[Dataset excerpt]
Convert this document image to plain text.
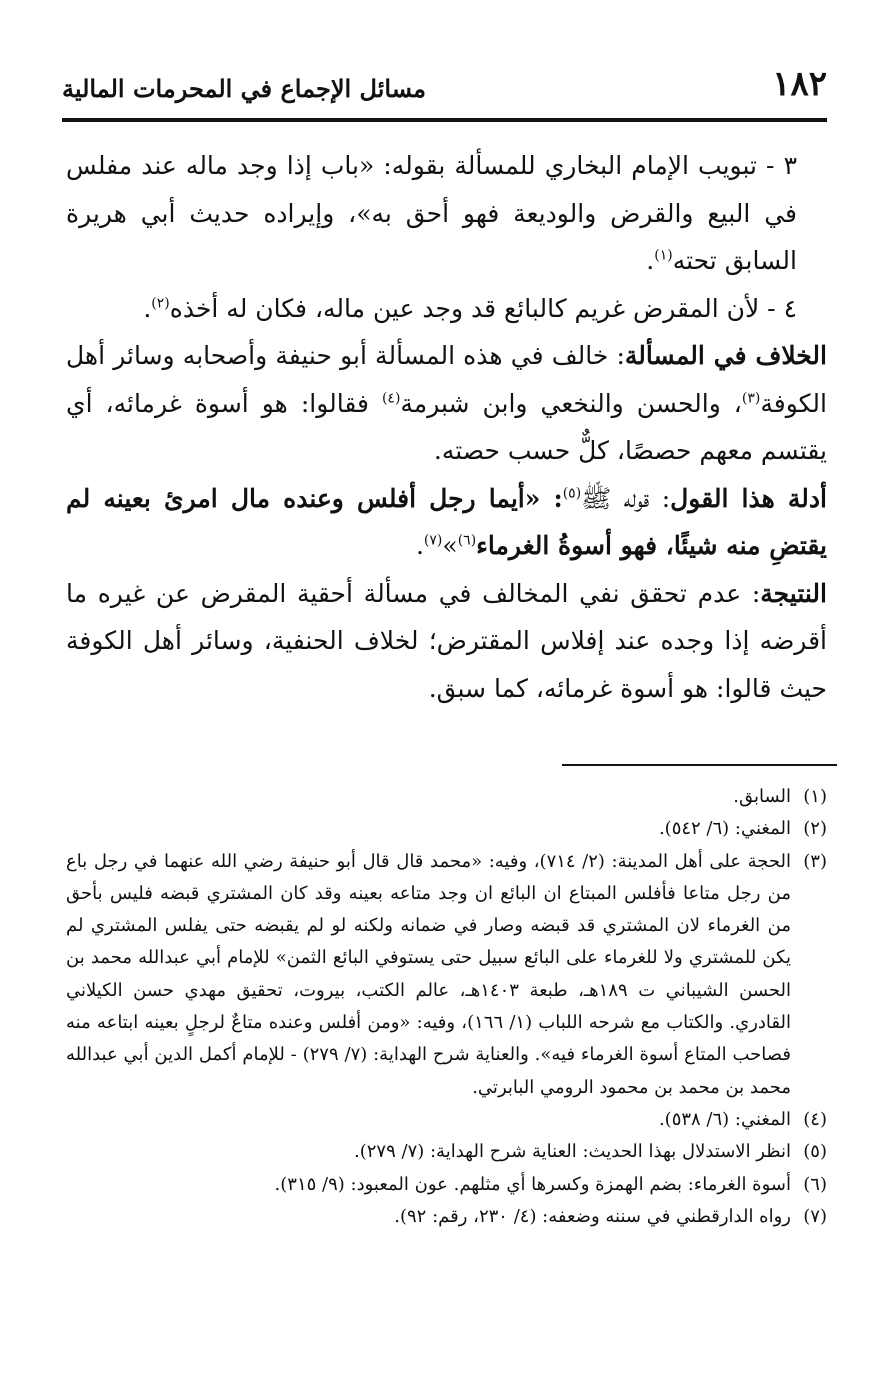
١٨٢
مسائل الإجماع في المحرمات المالية

٣ - تبويب الإمام البخاري للمسألة بقوله: «باب إذا وجد ماله عند مفلس في البيع والقرض والوديعة فهو أحق به»، وإيراده حديث أبي هريرة السابق تحته$^{(١)}$.

٤ - لأن المقرض غريم كالبائع قد وجد عين ماله، فكان له أخذه$^{(٢)}$.

الخلاف في المسألة: خالف في هذه المسألة أبو حنيفة وأصحابه وسائر أهل الكوفة$^{(٣)}$، والحسن والنخعي وابن شبرمة$^{(٤)}$ فقالوا: هو أسوة غرمائه، أي يقتسم معهم حصصًا، كلٌّ حسب حصته.

أدلة هذا القول: قوله ﷺ$^{(٥)}$: «أيما رجل أفلس وعنده مال امرئ بعينه لم يقتضِ منه شيئًا، فهو أسوةُ الغرماء$^{(٦)}$»$^{(٧)}$.

النتيجة: عدم تحقق نفي المخالف في مسألة أحقية المقرض عن غيره ما أقرضه إذا وجده عند إفلاس المقترض؛ لخلاف الحنفية، وسائر أهل الكوفة حيث قالوا: هو أسوة غرمائه، كما سبق.

(١)
السابق.
(٢)
المغني: (٦/ ٥٤٢).
(٣)
الحجة على أهل المدينة: (٢/ ٧١٤)، وفيه: «محمد قال قال أبو حنيفة رضي الله عنهما في رجل باع من رجل متاعا فأفلس المبتاع ان البائع ان وجد متاعه بعينه وقد كان المشتري قبضه فليس بأحق من الغرماء لان المشتري قد قبضه وصار في ضمانه ولكنه لو لم يقبضه حتى يفلس المشتري لم يكن للمشتري ولا للغرماء على البائع سبيل حتى يستوفي البائع الثمن» للإمام أبي عبدالله محمد بن الحسن الشيباني ت ١٨٩هـ، طبعة ١٤٠٣هـ، عالم الكتب، بيروت، تحقيق مهدي حسن الكيلاني القادري. والكتاب مع شرحه اللباب (١/ ١٦٦)، وفيه: «ومن أفلس وعنده متاعٌ لرجلٍ بعينه ابتاعه منه فصاحب المتاع أسوة الغرماء فيه». والعناية شرح الهداية: (٧/ ٢٧٩) - للإمام أكمل الدين أبي عبدالله محمد بن محمد بن محمود الرومي البابرتي.
(٤)
المغني: (٦/ ٥٣٨).
(٥)
انظر الاستدلال بهذا الحديث: العناية شرح الهداية: (٧/ ٢٧٩).
(٦)
أسوة الغرماء: بضم الهمزة وكسرها أي مثلهم. عون المعبود: (٩/ ٣١٥).
(٧)
رواه الدارقطني في سننه وضعفه: (٤/ ٢٣٠، رقم: ٩٢).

▸ GOAL: Give the number of lines in the data that contain "السابق", with no other words.

▸ ANSWER TO THIS TASK: 2